(Stored data entries)
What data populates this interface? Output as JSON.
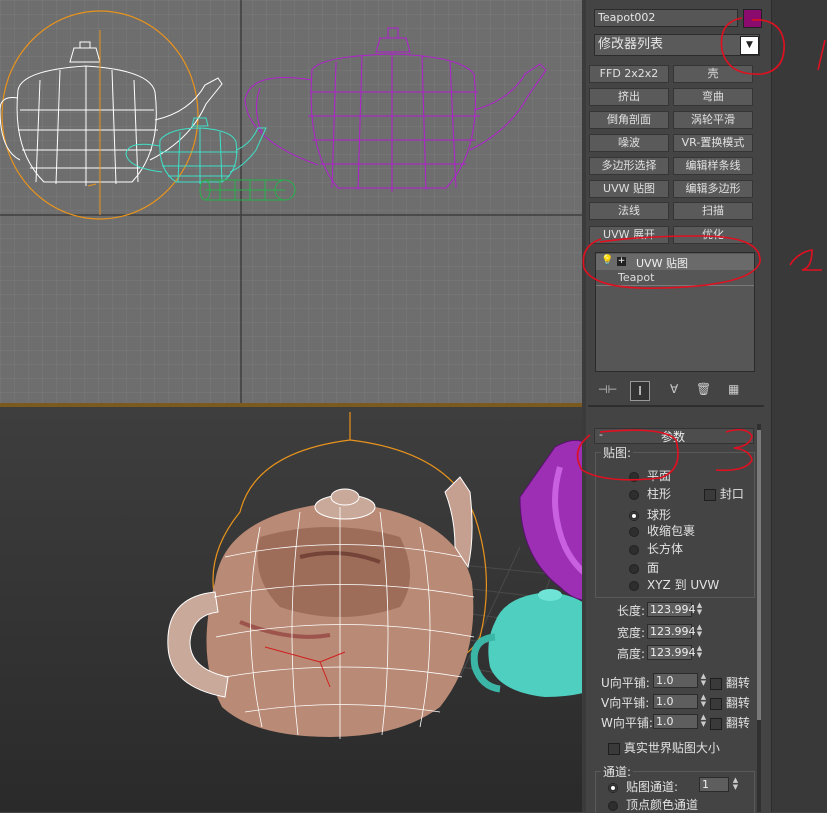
{
  "object_name": "Teapot002",
  "object_color": "#8a0b6d",
  "modifier_list": "修改器列表",
  "modifier_buttons": [
    "FFD 2x2x2",
    "壳",
    "挤出",
    "弯曲",
    "倒角剖面",
    "涡轮平滑",
    "噪波",
    "VR-置换模式",
    "多边形选择",
    "编辑样条线",
    "UVW 贴图",
    "编辑多边形",
    "法线",
    "扫描",
    "UVW 展开",
    "优化"
  ],
  "stack": {
    "modifier": "UVW 贴图",
    "base": "Teapot"
  },
  "rollout": {
    "title": "参数",
    "mapping_label": "贴图:"
  },
  "mapping_types": [
    {
      "label": "平面",
      "selected": false
    },
    {
      "label": "柱形",
      "selected": false
    },
    {
      "label": "球形",
      "selected": true
    },
    {
      "label": "收缩包裹",
      "selected": false
    },
    {
      "label": "长方体",
      "selected": false
    },
    {
      "label": "面",
      "selected": false
    },
    {
      "label": "XYZ 到 UVW",
      "selected": false
    }
  ],
  "cap_label": "封口",
  "dims": [
    {
      "label": "长度:",
      "value": "123.994"
    },
    {
      "label": "宽度:",
      "value": "123.994"
    },
    {
      "label": "高度:",
      "value": "123.994"
    }
  ],
  "tiles": [
    {
      "label": "U向平铺:",
      "value": "1.0",
      "flip": "翻转"
    },
    {
      "label": "V向平铺:",
      "value": "1.0",
      "flip": "翻转"
    },
    {
      "label": "W向平铺:",
      "value": "1.0",
      "flip": "翻转"
    }
  ],
  "real_world": "真实世界贴图大小",
  "channel": {
    "title": "通道:",
    "map_channel": "贴图通道:",
    "map_channel_value": "1",
    "vertex_color": "顶点颜色通道"
  },
  "annotations": [
    "1",
    "2",
    "3"
  ],
  "colors": {
    "orange_select": "#e8931c",
    "wire_white": "#ffffff",
    "wire_purple": "#b21fd0",
    "wire_cyan": "#3fe0c8",
    "wire_green": "#27b24a",
    "teapot_skin": "#b98a75"
  }
}
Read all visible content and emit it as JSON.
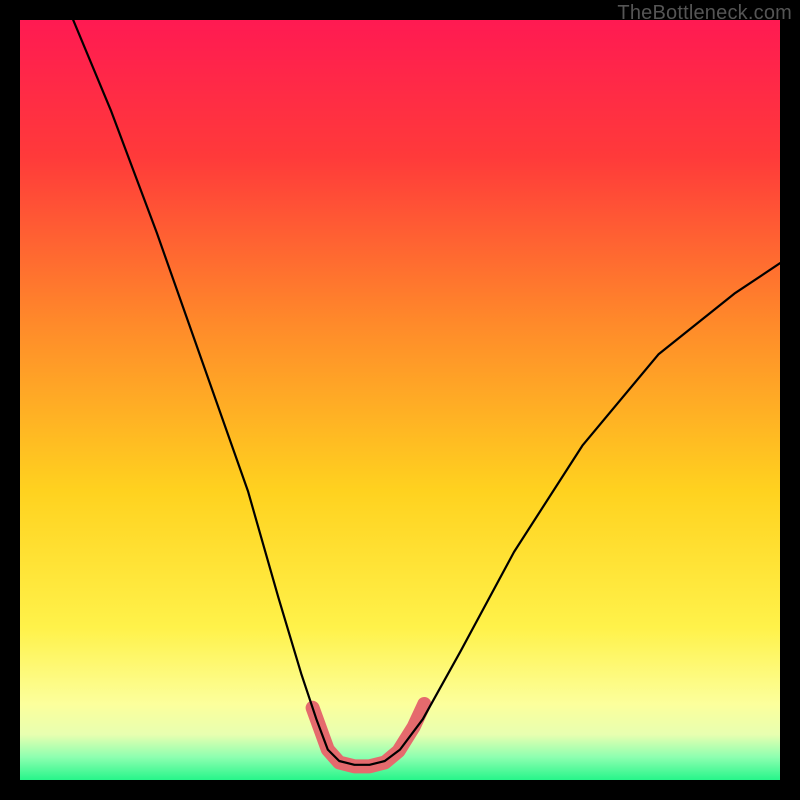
{
  "watermark": "TheBottleneck.com",
  "chart_data": {
    "type": "line",
    "title": "",
    "xlabel": "",
    "ylabel": "",
    "xlim": [
      0,
      100
    ],
    "ylim": [
      0,
      100
    ],
    "grid": false,
    "legend": false,
    "gradient_stops": [
      {
        "pct": 0,
        "color": "#ff1a52"
      },
      {
        "pct": 18,
        "color": "#ff3a3a"
      },
      {
        "pct": 40,
        "color": "#ff8a2a"
      },
      {
        "pct": 62,
        "color": "#ffd21f"
      },
      {
        "pct": 80,
        "color": "#fff24a"
      },
      {
        "pct": 90,
        "color": "#fcff9c"
      },
      {
        "pct": 94,
        "color": "#e8ffb0"
      },
      {
        "pct": 97,
        "color": "#8dffb0"
      },
      {
        "pct": 100,
        "color": "#27f58a"
      }
    ],
    "series": [
      {
        "name": "bottleneck-curve",
        "stroke": "#000000",
        "stroke_width": 2.2,
        "path_xy": [
          [
            7,
            100
          ],
          [
            12,
            88
          ],
          [
            18,
            72
          ],
          [
            24,
            55
          ],
          [
            30,
            38
          ],
          [
            34,
            24
          ],
          [
            37,
            14
          ],
          [
            39,
            8
          ],
          [
            40.5,
            4
          ],
          [
            42,
            2.5
          ],
          [
            44,
            2
          ],
          [
            46,
            2
          ],
          [
            48,
            2.5
          ],
          [
            50,
            4
          ],
          [
            53,
            8
          ],
          [
            58,
            17
          ],
          [
            65,
            30
          ],
          [
            74,
            44
          ],
          [
            84,
            56
          ],
          [
            94,
            64
          ],
          [
            100,
            68
          ]
        ]
      },
      {
        "name": "highlight-segment",
        "stroke": "#e56a6d",
        "stroke_width": 14,
        "linecap": "round",
        "path_xy": [
          [
            38.5,
            9.5
          ],
          [
            40.5,
            4
          ],
          [
            42,
            2.3
          ],
          [
            44,
            1.8
          ],
          [
            46,
            1.8
          ],
          [
            48,
            2.3
          ],
          [
            49.8,
            3.8
          ],
          [
            51.8,
            7.0
          ],
          [
            53.2,
            10.0
          ]
        ]
      }
    ]
  }
}
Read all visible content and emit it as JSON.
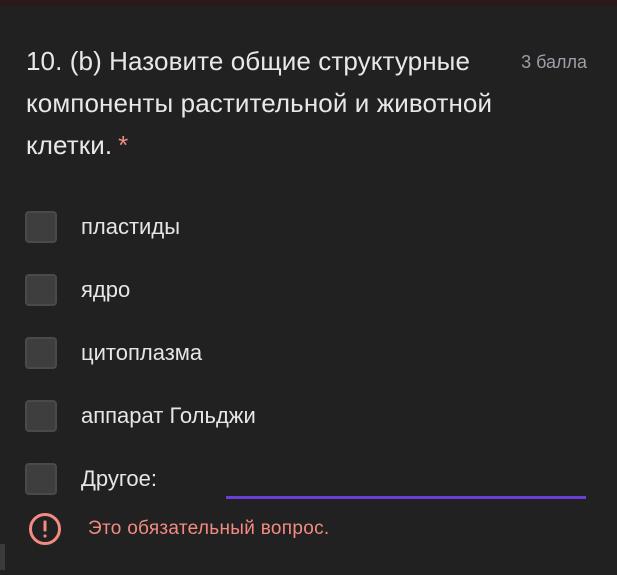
{
  "question": {
    "title": "10. (b) Назовите общие структурные компоненты растительной и животной клетки.",
    "required_marker": "*",
    "points": "3 балла"
  },
  "options": [
    {
      "label": "пластиды",
      "checked": false
    },
    {
      "label": "ядро",
      "checked": false
    },
    {
      "label": "цитоплазма",
      "checked": false
    },
    {
      "label": "аппарат Гольджи",
      "checked": false
    },
    {
      "label": "Другое:",
      "checked": false
    }
  ],
  "other_input": {
    "value": ""
  },
  "error": {
    "icon": "error-circle-icon",
    "text": "Это обязательный вопрос."
  },
  "colors": {
    "accent": "#6a3fd8",
    "error": "#f28b82",
    "background": "#212121",
    "text": "#e8e8e8"
  }
}
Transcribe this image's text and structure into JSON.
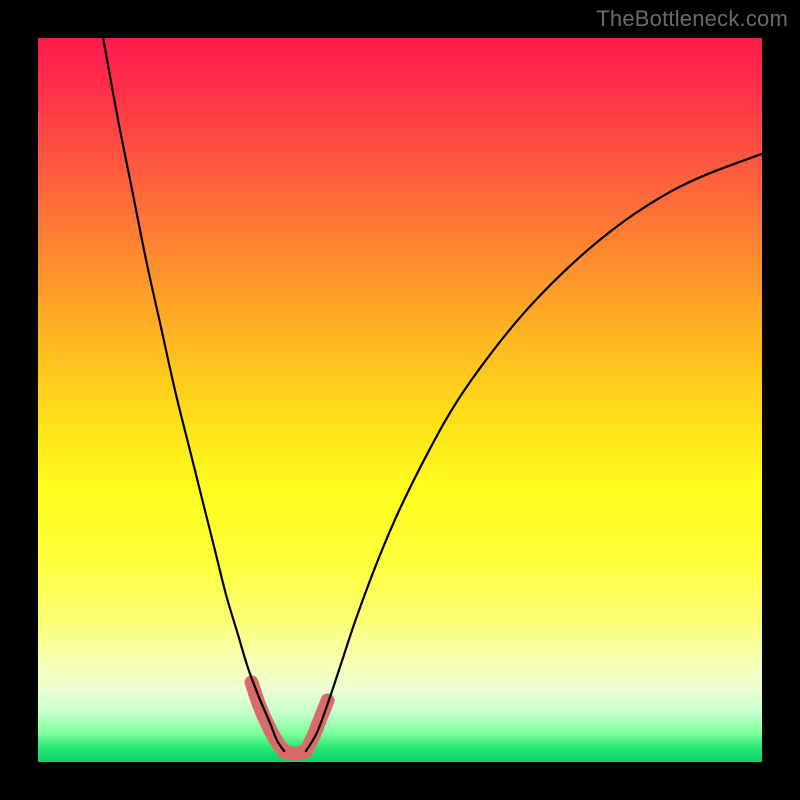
{
  "watermark": "TheBottleneck.com",
  "chart_data": {
    "type": "line",
    "title": "",
    "xlabel": "",
    "ylabel": "",
    "xlim": [
      0,
      100
    ],
    "ylim": [
      0,
      100
    ],
    "grid": false,
    "legend": false,
    "series": [
      {
        "name": "left-curve",
        "x": [
          9,
          11,
          13,
          15,
          17,
          19,
          21,
          23,
          24.5,
          26,
          27.5,
          29,
          30.5,
          32,
          33,
          34
        ],
        "values": [
          100,
          89,
          79,
          69,
          60,
          51,
          43,
          35,
          29,
          23,
          18,
          13,
          9,
          5.5,
          3,
          1.5
        ]
      },
      {
        "name": "right-curve",
        "x": [
          37,
          38.5,
          40,
          42,
          44,
          47,
          50,
          54,
          58,
          63,
          68,
          74,
          80,
          86,
          92,
          100
        ],
        "values": [
          1.5,
          4,
          8,
          14,
          20,
          28,
          35,
          43,
          50,
          57,
          63,
          69,
          74,
          78,
          81,
          84
        ]
      }
    ],
    "highlight_segments": [
      {
        "name": "left-highlight",
        "x": [
          29.5,
          30.5,
          31.8,
          33,
          34
        ],
        "values": [
          11,
          8,
          5,
          2.8,
          1.5
        ]
      },
      {
        "name": "bottom-highlight",
        "x": [
          34,
          35,
          36,
          37
        ],
        "values": [
          1.4,
          1.2,
          1.2,
          1.5
        ]
      },
      {
        "name": "right-highlight",
        "x": [
          37,
          38,
          39,
          40
        ],
        "values": [
          1.5,
          3.5,
          6,
          8.5
        ]
      }
    ],
    "curve_stroke": "#000000",
    "curve_stroke_width": 2.2,
    "highlight_stroke": "#db6a6a",
    "highlight_stroke_width": 14,
    "background_gradient": {
      "top": "#ff1a4d",
      "mid_upper": "#ffb820",
      "mid": "#ffff1f",
      "mid_lower": "#f5ffb0",
      "bottom": "#10cf66"
    }
  }
}
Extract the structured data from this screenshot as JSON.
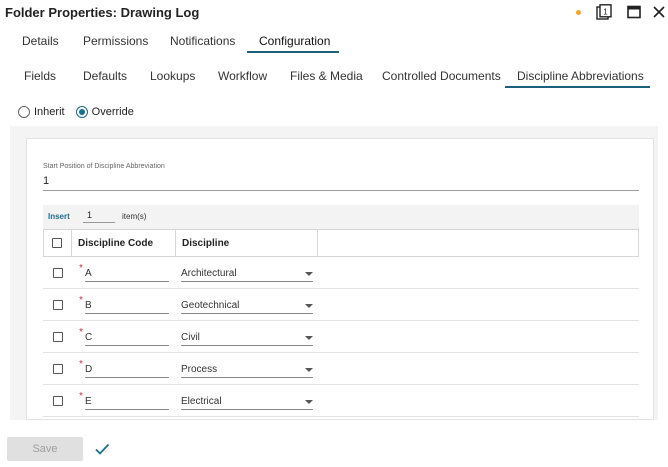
{
  "window": {
    "title": "Folder Properties: Drawing Log",
    "status_dot_color": "#f5a623"
  },
  "tabs_primary": [
    {
      "label": "Details"
    },
    {
      "label": "Permissions"
    },
    {
      "label": "Notifications"
    },
    {
      "label": "Configuration",
      "active": true
    }
  ],
  "tabs_secondary": [
    {
      "label": "Fields"
    },
    {
      "label": "Defaults"
    },
    {
      "label": "Lookups"
    },
    {
      "label": "Workflow"
    },
    {
      "label": "Files & Media"
    },
    {
      "label": "Controlled Documents"
    },
    {
      "label": "Discipline Abbreviations",
      "active": true
    }
  ],
  "mode": {
    "options": [
      "Inherit",
      "Override"
    ],
    "selected": "Override"
  },
  "start_position": {
    "label": "Start Position of Discipline Abbreviation",
    "value": "1"
  },
  "insert": {
    "button_label": "Insert",
    "count": "1",
    "unit": "item(s)"
  },
  "grid": {
    "columns": [
      "Discipline Code",
      "Discipline"
    ],
    "rows": [
      {
        "code": "A",
        "discipline": "Architectural"
      },
      {
        "code": "B",
        "discipline": "Geotechnical"
      },
      {
        "code": "C",
        "discipline": "Civil"
      },
      {
        "code": "D",
        "discipline": "Process"
      },
      {
        "code": "E",
        "discipline": "Electrical"
      }
    ]
  },
  "footer": {
    "save_label": "Save"
  },
  "colors": {
    "accent": "#1b6e8c",
    "required": "#d32f2f"
  }
}
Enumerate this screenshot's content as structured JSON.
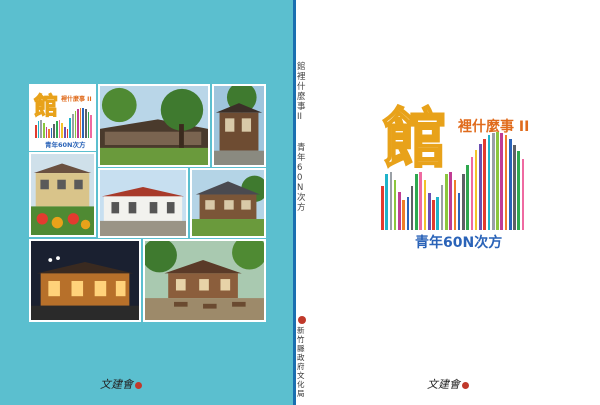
{
  "logo": {
    "main_char": "館",
    "subtitle": "裡什麼事 II",
    "tagline": "青年60N次方"
  },
  "spine": {
    "title": "館裡什麼事II",
    "subtitle": "青年60N次方",
    "publisher": "新竹縣政府文化局"
  },
  "signature": {
    "text": "文建會"
  },
  "colors": {
    "back_cover": "#5bbfcf",
    "spine_line": "#1a6fb0",
    "logo_orange": "#e8a21a",
    "subtitle_orange": "#e06b1c",
    "tagline_blue": "#2a63b8"
  },
  "photos": [
    "tree-courtyard-building",
    "japanese-style-house",
    "yellow-house-flower-garden",
    "white-building-red-roof",
    "wooden-house-porch",
    "lit-building-at-night",
    "cafe-patio-tables"
  ]
}
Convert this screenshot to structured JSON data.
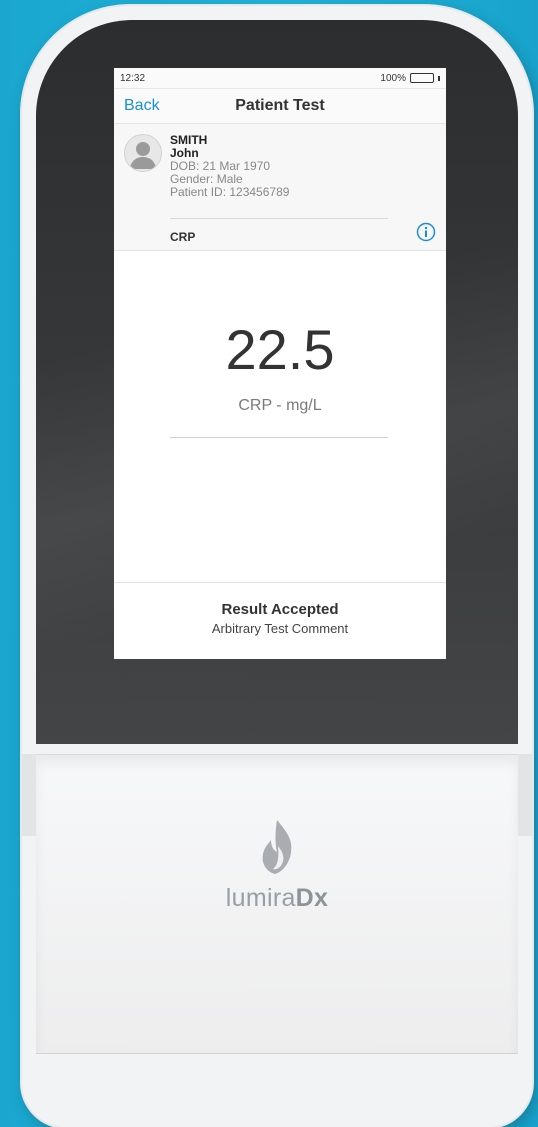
{
  "status_bar": {
    "time": "12:32",
    "battery": "100%"
  },
  "nav": {
    "back_label": "Back",
    "title": "Patient Test"
  },
  "patient": {
    "surname": "SMITH",
    "first_name": "John",
    "dob": "DOB: 21 Mar 1970",
    "gender": "Gender: Male",
    "patient_id": "Patient ID: 123456789",
    "test": "CRP"
  },
  "result": {
    "value": "22.5",
    "unit": "CRP - mg/L"
  },
  "footer": {
    "status": "Result Accepted",
    "comment": "Arbitrary Test Comment"
  },
  "brand": {
    "name_light": "lumira",
    "name_bold": "Dx"
  },
  "colors": {
    "accent": "#1a8fd6",
    "background": "#1fb3da"
  },
  "icons": {
    "info": "info-circle-icon",
    "avatar": "user-silhouette-icon",
    "logo": "flame-icon"
  }
}
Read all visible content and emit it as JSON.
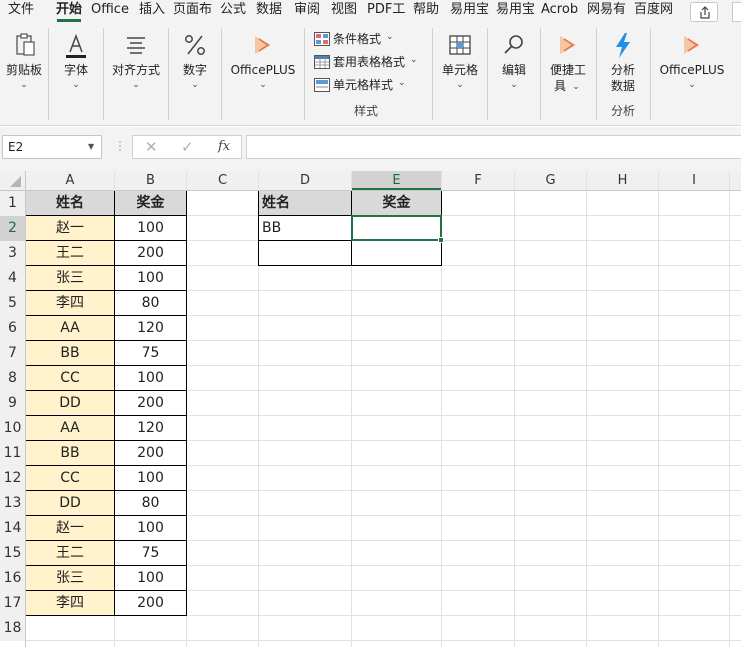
{
  "tabs": [
    {
      "label": "文件",
      "active": false
    },
    {
      "label": "开始",
      "active": true
    },
    {
      "label": "Office",
      "active": false
    },
    {
      "label": "插入",
      "active": false
    },
    {
      "label": "页面布",
      "active": false
    },
    {
      "label": "公式",
      "active": false
    },
    {
      "label": "数据",
      "active": false
    },
    {
      "label": "审阅",
      "active": false
    },
    {
      "label": "视图",
      "active": false
    },
    {
      "label": "PDF工",
      "active": false
    },
    {
      "label": "帮助",
      "active": false
    },
    {
      "label": "易用宝",
      "active": false
    },
    {
      "label": "易用宝",
      "active": false
    },
    {
      "label": "Acrob",
      "active": false
    },
    {
      "label": "网易有",
      "active": false
    },
    {
      "label": "百度网",
      "active": false
    }
  ],
  "ribbon": {
    "clipboard": "剪贴板",
    "font": "字体",
    "alignment": "对齐方式",
    "number": "数字",
    "officeplus1": "OfficePLUS",
    "conditional_format": "条件格式",
    "format_as_table": "套用表格格式",
    "cell_styles": "单元格样式",
    "styles_group": "样式",
    "cells": "单元格",
    "editing": "编辑",
    "quick_tools_line1": "便捷工",
    "quick_tools_line2": "具",
    "analyze_line1": "分析",
    "analyze_line2": "数据",
    "analysis_group": "分析",
    "officeplus2": "OfficePLUS"
  },
  "formula_bar": {
    "name_box": "E2",
    "formula": ""
  },
  "columns": [
    "A",
    "B",
    "C",
    "D",
    "E",
    "F",
    "G",
    "H",
    "I"
  ],
  "selected_column": "E",
  "rows": [
    "1",
    "2",
    "3",
    "4",
    "5",
    "6",
    "7",
    "8",
    "9",
    "10",
    "11",
    "12",
    "13",
    "14",
    "15",
    "16",
    "17",
    "18"
  ],
  "selected_row": "2",
  "table_left": {
    "header": {
      "name": "姓名",
      "bonus": "奖金"
    },
    "rows": [
      {
        "name": "赵一",
        "bonus": "100"
      },
      {
        "name": "王二",
        "bonus": "200"
      },
      {
        "name": "张三",
        "bonus": "100"
      },
      {
        "name": "李四",
        "bonus": "80"
      },
      {
        "name": "AA",
        "bonus": "120"
      },
      {
        "name": "BB",
        "bonus": "75"
      },
      {
        "name": "CC",
        "bonus": "100"
      },
      {
        "name": "DD",
        "bonus": "200"
      },
      {
        "name": "AA",
        "bonus": "120"
      },
      {
        "name": "BB",
        "bonus": "200"
      },
      {
        "name": "CC",
        "bonus": "100"
      },
      {
        "name": "DD",
        "bonus": "80"
      },
      {
        "name": "赵一",
        "bonus": "100"
      },
      {
        "name": "王二",
        "bonus": "75"
      },
      {
        "name": "张三",
        "bonus": "100"
      },
      {
        "name": "李四",
        "bonus": "200"
      }
    ]
  },
  "table_right": {
    "header": {
      "name": "姓名",
      "bonus": "奖金"
    },
    "rows": [
      {
        "name": "BB",
        "bonus": ""
      },
      {
        "name": "",
        "bonus": ""
      }
    ]
  },
  "colors": {
    "accent": "#217346",
    "name_fill": "#fff2cc",
    "header_fill": "#d9d9d9"
  }
}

_Aim of the task_
Track down every line holding the string "error" and copy it.

_Written solution_
  "error": {
    "icon": "error-circle-icon",
    "error": "#f28b82",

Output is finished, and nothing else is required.